● Exercise brief:
In the records below, find each line with the word "JSON" and copy it.

● Input for this task:
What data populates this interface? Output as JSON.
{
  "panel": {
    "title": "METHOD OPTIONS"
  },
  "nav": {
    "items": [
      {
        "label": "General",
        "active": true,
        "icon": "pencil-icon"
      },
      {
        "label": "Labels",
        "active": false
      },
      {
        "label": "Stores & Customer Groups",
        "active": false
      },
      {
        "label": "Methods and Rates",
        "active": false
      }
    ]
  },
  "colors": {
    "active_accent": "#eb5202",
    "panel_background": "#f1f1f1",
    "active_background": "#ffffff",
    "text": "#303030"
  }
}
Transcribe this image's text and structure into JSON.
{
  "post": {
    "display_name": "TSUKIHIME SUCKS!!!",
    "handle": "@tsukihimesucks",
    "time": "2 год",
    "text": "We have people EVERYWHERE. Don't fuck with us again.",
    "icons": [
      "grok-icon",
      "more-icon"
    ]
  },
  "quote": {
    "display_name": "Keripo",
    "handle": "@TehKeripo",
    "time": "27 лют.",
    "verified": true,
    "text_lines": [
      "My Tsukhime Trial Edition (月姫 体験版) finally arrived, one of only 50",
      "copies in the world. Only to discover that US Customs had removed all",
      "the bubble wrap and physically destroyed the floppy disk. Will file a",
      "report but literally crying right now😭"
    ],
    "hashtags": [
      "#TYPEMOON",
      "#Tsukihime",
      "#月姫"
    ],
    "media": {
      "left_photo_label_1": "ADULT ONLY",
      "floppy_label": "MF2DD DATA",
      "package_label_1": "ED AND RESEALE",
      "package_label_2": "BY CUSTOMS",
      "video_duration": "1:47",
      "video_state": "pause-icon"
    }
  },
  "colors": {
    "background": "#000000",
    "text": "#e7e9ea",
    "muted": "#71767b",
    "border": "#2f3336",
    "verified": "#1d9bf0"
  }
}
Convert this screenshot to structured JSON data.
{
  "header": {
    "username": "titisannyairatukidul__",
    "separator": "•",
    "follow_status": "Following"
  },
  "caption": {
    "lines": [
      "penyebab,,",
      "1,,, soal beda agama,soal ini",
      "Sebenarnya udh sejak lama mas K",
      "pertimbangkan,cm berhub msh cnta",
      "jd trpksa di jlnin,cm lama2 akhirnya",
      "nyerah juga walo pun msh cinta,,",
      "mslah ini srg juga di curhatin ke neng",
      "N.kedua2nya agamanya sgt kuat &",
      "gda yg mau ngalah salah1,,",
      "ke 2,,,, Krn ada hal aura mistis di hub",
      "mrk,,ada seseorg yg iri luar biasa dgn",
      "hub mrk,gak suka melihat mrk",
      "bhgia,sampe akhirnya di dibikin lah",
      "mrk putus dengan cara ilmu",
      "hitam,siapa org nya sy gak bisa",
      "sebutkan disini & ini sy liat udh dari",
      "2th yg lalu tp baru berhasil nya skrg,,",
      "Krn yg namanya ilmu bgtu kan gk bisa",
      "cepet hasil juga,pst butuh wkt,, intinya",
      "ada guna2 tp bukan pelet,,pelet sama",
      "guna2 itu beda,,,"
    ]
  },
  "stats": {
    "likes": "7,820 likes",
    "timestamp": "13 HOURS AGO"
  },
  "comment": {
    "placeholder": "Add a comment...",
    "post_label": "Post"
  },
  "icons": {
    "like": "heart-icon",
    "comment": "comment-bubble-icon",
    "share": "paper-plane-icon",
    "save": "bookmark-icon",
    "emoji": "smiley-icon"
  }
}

● Exercise solution:
What data populates this interface? Output as JSON.
Transcribe this image's text and structure into JSON.
Convert this screenshot to structured JSON data.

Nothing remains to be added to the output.